■ AIM ■
Locate the lines that hold the string "this". Copy every such line.

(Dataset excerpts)
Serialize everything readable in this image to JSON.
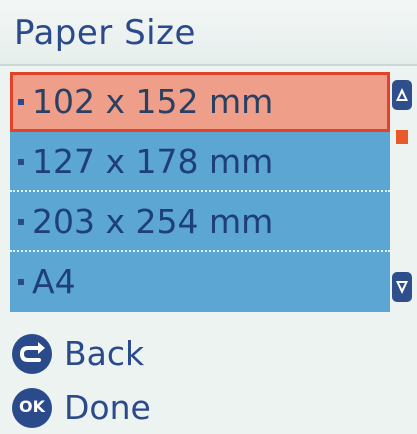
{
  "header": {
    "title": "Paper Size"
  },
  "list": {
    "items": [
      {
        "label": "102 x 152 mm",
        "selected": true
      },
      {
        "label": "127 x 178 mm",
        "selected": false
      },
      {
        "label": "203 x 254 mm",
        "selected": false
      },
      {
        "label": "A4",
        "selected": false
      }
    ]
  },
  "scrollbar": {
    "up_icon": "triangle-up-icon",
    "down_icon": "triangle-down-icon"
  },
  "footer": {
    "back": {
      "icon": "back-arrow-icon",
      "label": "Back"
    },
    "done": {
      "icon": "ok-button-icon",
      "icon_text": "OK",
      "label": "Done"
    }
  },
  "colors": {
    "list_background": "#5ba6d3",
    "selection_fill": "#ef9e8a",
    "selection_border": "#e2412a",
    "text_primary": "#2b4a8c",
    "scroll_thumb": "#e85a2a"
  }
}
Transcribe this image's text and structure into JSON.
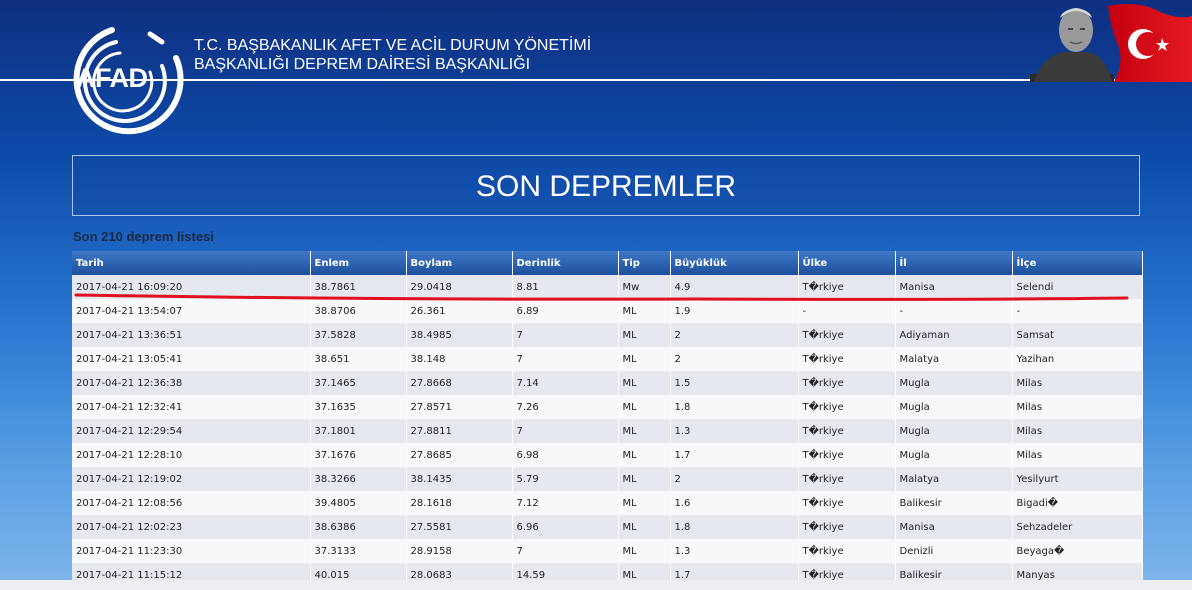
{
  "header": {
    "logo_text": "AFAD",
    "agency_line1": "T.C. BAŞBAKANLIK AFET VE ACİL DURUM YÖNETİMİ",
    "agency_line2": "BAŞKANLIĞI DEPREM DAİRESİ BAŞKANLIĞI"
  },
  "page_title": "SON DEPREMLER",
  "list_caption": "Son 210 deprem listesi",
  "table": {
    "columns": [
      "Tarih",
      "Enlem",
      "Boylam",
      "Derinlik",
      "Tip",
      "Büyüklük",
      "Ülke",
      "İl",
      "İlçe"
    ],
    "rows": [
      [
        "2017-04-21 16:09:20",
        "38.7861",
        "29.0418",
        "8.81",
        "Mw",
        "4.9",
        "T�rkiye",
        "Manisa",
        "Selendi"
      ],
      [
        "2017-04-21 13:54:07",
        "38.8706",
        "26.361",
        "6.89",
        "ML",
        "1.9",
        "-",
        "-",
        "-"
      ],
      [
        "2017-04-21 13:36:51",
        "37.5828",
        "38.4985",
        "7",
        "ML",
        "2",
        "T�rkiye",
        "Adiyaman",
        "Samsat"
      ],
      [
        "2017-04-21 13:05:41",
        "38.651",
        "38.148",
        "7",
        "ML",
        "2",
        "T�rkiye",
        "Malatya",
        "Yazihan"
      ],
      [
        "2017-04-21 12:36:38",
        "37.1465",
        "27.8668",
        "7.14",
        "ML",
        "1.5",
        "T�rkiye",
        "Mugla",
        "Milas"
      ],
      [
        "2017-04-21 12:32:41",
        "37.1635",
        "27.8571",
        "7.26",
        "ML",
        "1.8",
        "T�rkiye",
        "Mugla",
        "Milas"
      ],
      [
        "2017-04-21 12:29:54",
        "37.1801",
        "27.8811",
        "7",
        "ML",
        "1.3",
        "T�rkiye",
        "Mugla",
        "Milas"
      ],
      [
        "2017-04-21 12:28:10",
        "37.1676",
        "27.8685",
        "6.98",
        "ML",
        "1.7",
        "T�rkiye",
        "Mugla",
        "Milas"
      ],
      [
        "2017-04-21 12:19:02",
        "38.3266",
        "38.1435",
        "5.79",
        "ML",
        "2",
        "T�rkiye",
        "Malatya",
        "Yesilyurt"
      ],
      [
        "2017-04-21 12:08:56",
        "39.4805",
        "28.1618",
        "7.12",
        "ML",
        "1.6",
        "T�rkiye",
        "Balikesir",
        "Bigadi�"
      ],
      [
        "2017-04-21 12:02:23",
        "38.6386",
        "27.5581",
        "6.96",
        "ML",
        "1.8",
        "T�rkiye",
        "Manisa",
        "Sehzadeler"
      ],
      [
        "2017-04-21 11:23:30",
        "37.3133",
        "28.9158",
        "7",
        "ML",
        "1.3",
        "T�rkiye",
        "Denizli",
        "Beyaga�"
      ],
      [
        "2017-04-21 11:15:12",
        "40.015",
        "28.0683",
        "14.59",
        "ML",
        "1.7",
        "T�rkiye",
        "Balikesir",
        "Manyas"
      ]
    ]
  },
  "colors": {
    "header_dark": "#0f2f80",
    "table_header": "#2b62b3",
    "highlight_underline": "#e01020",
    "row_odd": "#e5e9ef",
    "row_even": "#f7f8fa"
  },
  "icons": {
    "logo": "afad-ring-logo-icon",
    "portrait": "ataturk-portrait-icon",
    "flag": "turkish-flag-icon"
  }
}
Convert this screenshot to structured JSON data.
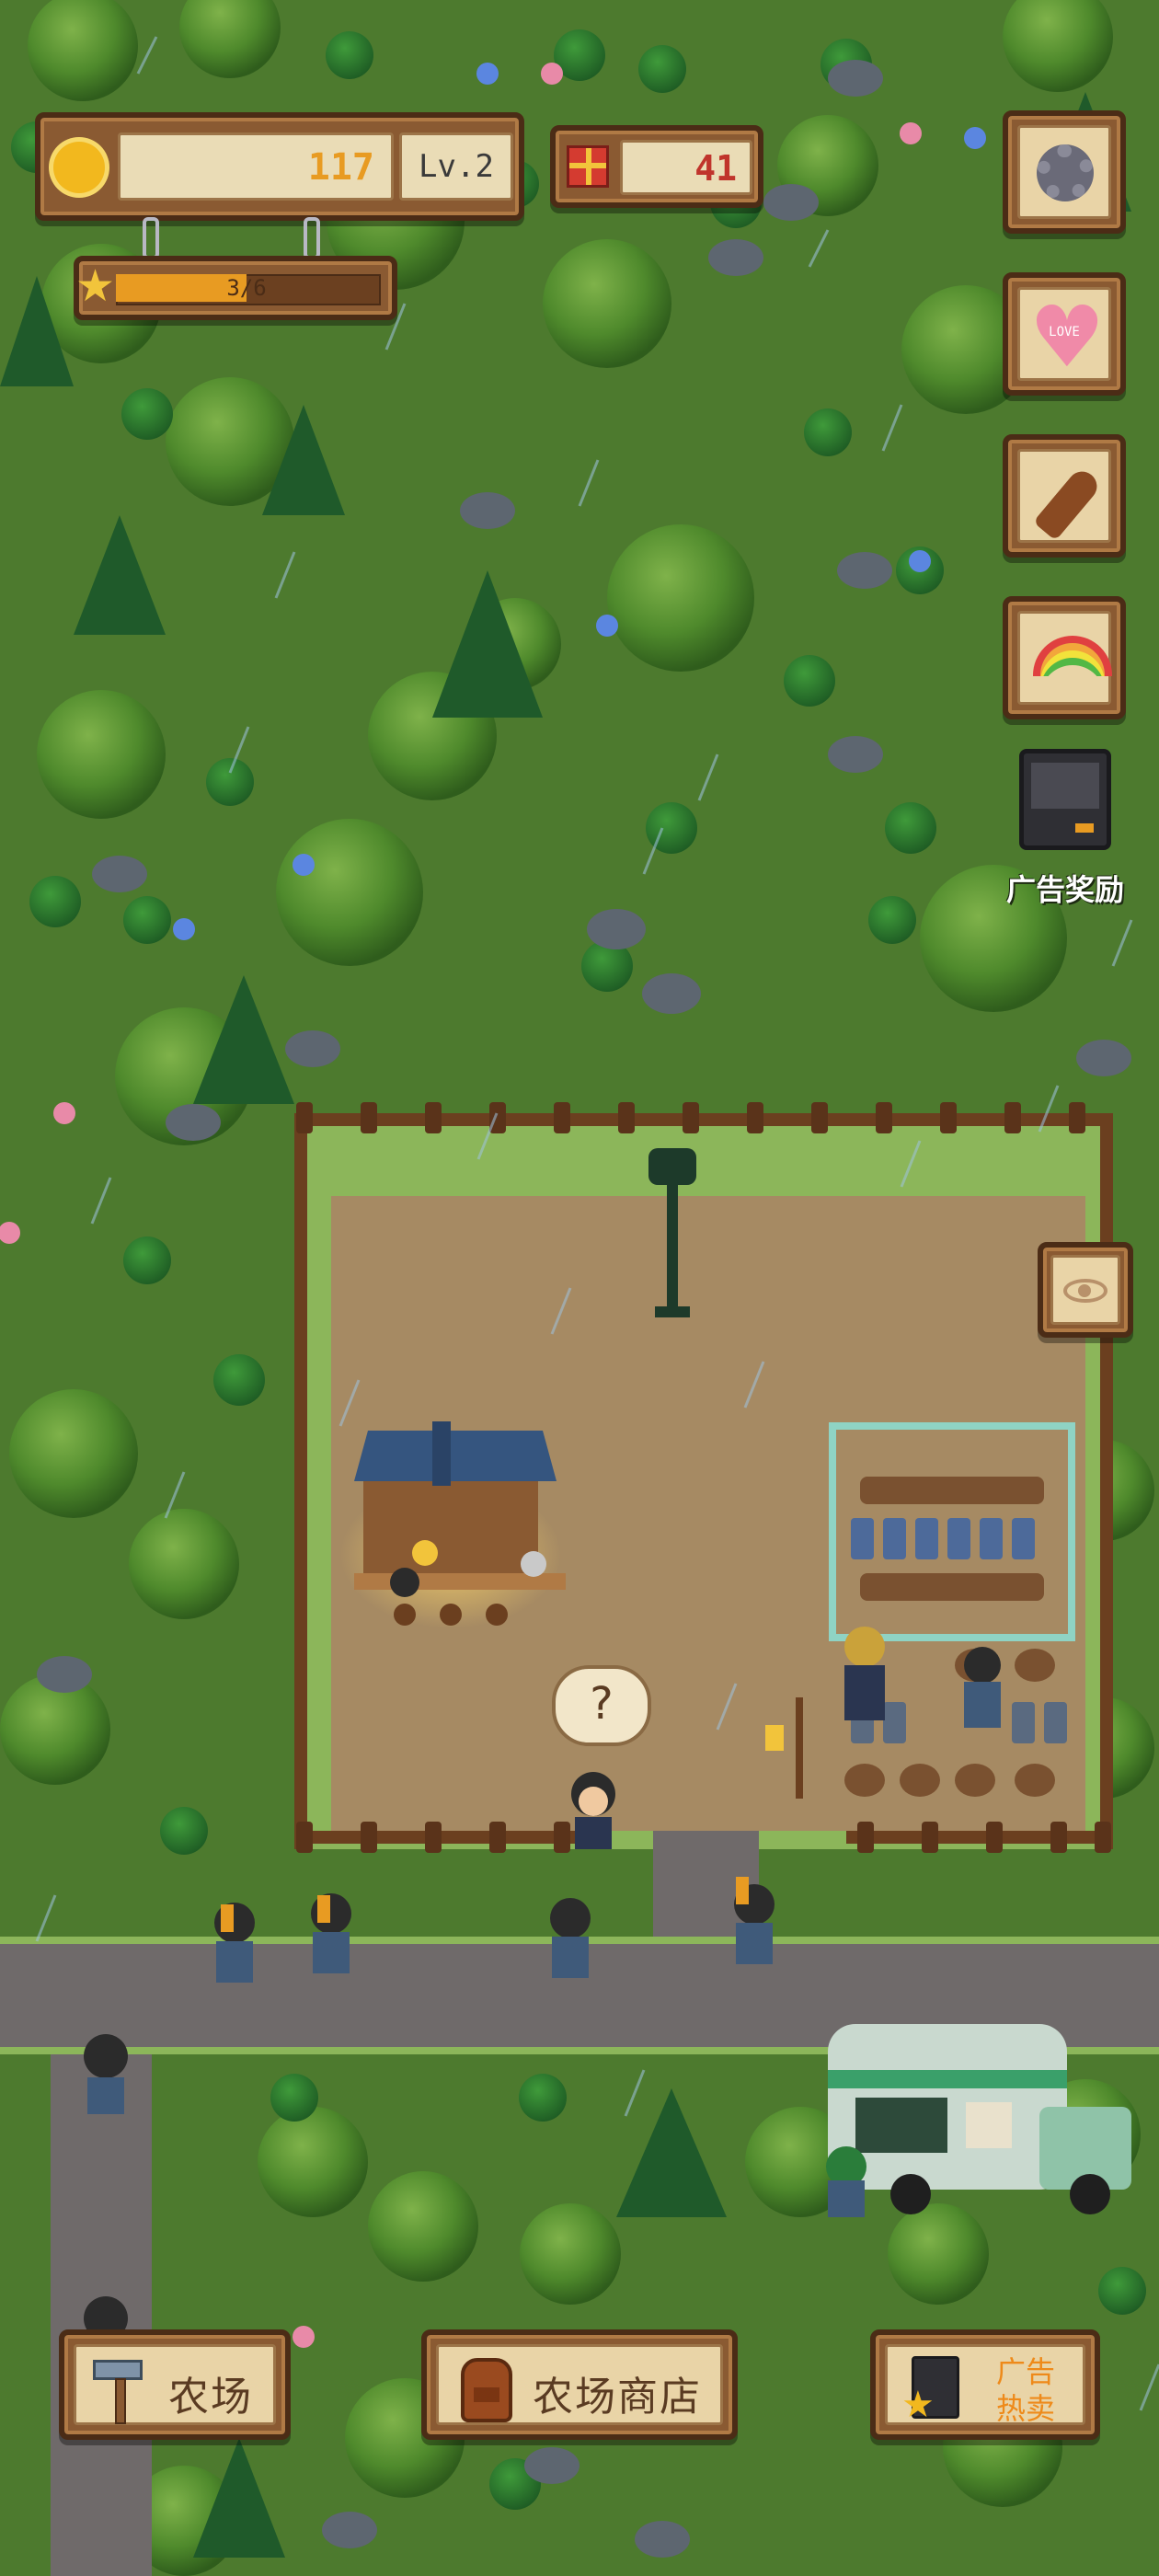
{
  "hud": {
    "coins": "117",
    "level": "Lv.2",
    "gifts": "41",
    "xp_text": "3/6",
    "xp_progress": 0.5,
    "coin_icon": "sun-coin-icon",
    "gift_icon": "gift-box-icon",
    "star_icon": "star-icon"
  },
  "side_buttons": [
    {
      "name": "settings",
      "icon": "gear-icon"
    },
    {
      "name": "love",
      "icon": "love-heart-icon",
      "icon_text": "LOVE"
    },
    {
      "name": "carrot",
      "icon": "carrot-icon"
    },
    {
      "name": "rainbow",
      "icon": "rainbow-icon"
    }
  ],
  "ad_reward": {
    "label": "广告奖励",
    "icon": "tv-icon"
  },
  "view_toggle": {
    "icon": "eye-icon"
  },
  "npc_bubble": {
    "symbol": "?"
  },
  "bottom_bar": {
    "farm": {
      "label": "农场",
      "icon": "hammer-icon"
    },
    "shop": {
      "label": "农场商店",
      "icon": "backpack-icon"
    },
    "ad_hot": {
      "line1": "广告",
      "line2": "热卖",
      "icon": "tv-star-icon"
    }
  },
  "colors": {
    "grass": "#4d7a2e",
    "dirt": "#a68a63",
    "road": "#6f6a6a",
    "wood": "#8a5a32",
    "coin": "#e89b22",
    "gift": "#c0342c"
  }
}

■ EXERCISE ANSWER ■
Serialize everything readable in this image to JSON.
Transcribe this image's text and structure into JSON.
Convert this screenshot to structured JSON data.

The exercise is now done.